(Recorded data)
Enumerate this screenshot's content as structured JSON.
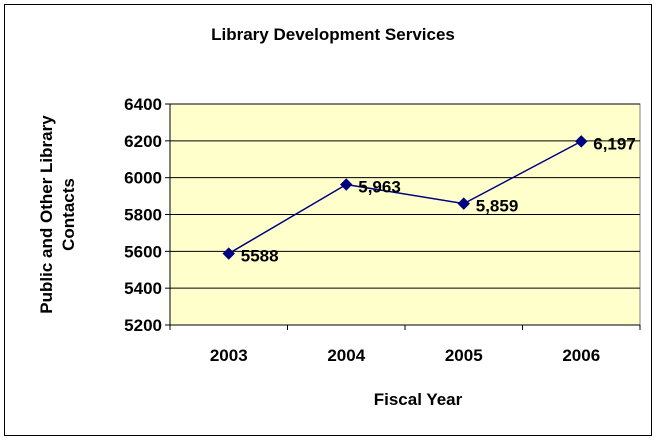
{
  "chart_data": {
    "type": "line",
    "title": "Library Development Services",
    "xlabel": "Fiscal Year",
    "ylabel": "Public and Other Library Contacts",
    "categories": [
      "2003",
      "2004",
      "2005",
      "2006"
    ],
    "series": [
      {
        "values": [
          5588,
          5963,
          5859,
          6197
        ],
        "labels": [
          "5588",
          "5,963",
          "5,859",
          "6,197"
        ]
      }
    ],
    "ylim": [
      5200,
      6400
    ],
    "yticks": [
      5200,
      5400,
      5600,
      5800,
      6000,
      6200,
      6400
    ],
    "grid": true,
    "legend": "none",
    "colors": {
      "line": "#000080",
      "marker": "#000080",
      "plot_background": "#FFFFCC",
      "gridline": "#000000",
      "border": "#000000"
    }
  }
}
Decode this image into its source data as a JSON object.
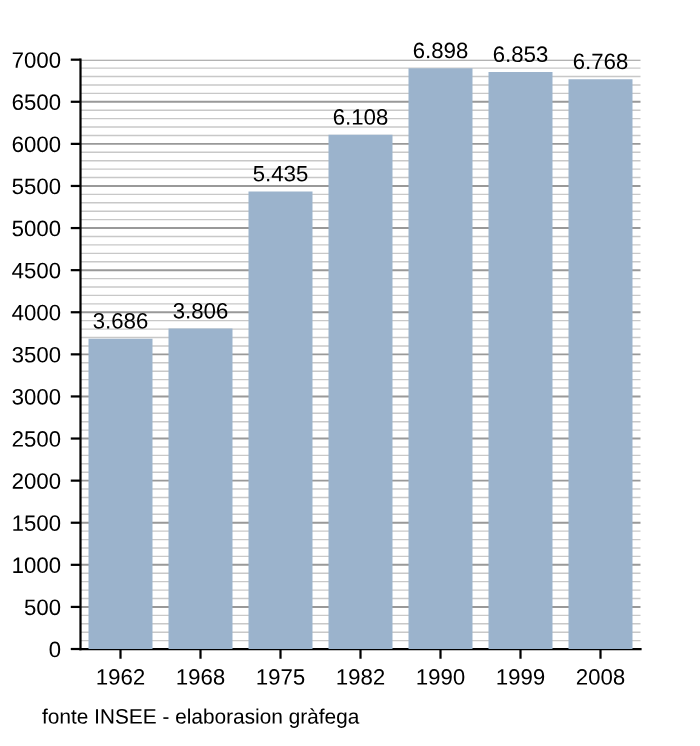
{
  "chart_data": {
    "type": "bar",
    "categories": [
      "1962",
      "1968",
      "1975",
      "1982",
      "1990",
      "1999",
      "2008"
    ],
    "values": [
      3686,
      3806,
      5435,
      6108,
      6898,
      6853,
      6768
    ],
    "value_labels": [
      "3.686",
      "3.806",
      "5.435",
      "6.108",
      "6.898",
      "6.853",
      "6.768"
    ],
    "color": "#9bb3cc",
    "ylim": [
      0,
      7000
    ],
    "yticks": [
      0,
      500,
      1000,
      1500,
      2000,
      2500,
      3000,
      3500,
      4000,
      4500,
      5000,
      5500,
      6000,
      6500,
      7000
    ],
    "grid": "y",
    "annotations": [
      "fonte INSEE - elaborasion gràfega"
    ]
  }
}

_Work to complete:_ Transcribe each line above verbatim, with the pictures left out.

_Exercise response:_
Enumerate this screenshot's content as structured JSON.
{
  "chart_data": {
    "type": "line",
    "title": "Library Development Services",
    "xlabel": "Fiscal Year",
    "ylabel": "Public and Other Library Contacts",
    "categories": [
      "2003",
      "2004",
      "2005",
      "2006"
    ],
    "series": [
      {
        "values": [
          5588,
          5963,
          5859,
          6197
        ],
        "labels": [
          "5588",
          "5,963",
          "5,859",
          "6,197"
        ]
      }
    ],
    "ylim": [
      5200,
      6400
    ],
    "yticks": [
      5200,
      5400,
      5600,
      5800,
      6000,
      6200,
      6400
    ],
    "grid": true,
    "legend": "none",
    "colors": {
      "line": "#000080",
      "marker": "#000080",
      "plot_background": "#FFFFCC",
      "gridline": "#000000",
      "border": "#000000"
    }
  }
}
Decode this image into its source data as a JSON object.
{
  "chart_data": {
    "type": "bar",
    "categories": [
      "1962",
      "1968",
      "1975",
      "1982",
      "1990",
      "1999",
      "2008"
    ],
    "values": [
      3686,
      3806,
      5435,
      6108,
      6898,
      6853,
      6768
    ],
    "value_labels": [
      "3.686",
      "3.806",
      "5.435",
      "6.108",
      "6.898",
      "6.853",
      "6.768"
    ],
    "color": "#9bb3cc",
    "ylim": [
      0,
      7000
    ],
    "yticks": [
      0,
      500,
      1000,
      1500,
      2000,
      2500,
      3000,
      3500,
      4000,
      4500,
      5000,
      5500,
      6000,
      6500,
      7000
    ],
    "grid": "y",
    "annotations": [
      "fonte INSEE - elaborasion gràfega"
    ]
  }
}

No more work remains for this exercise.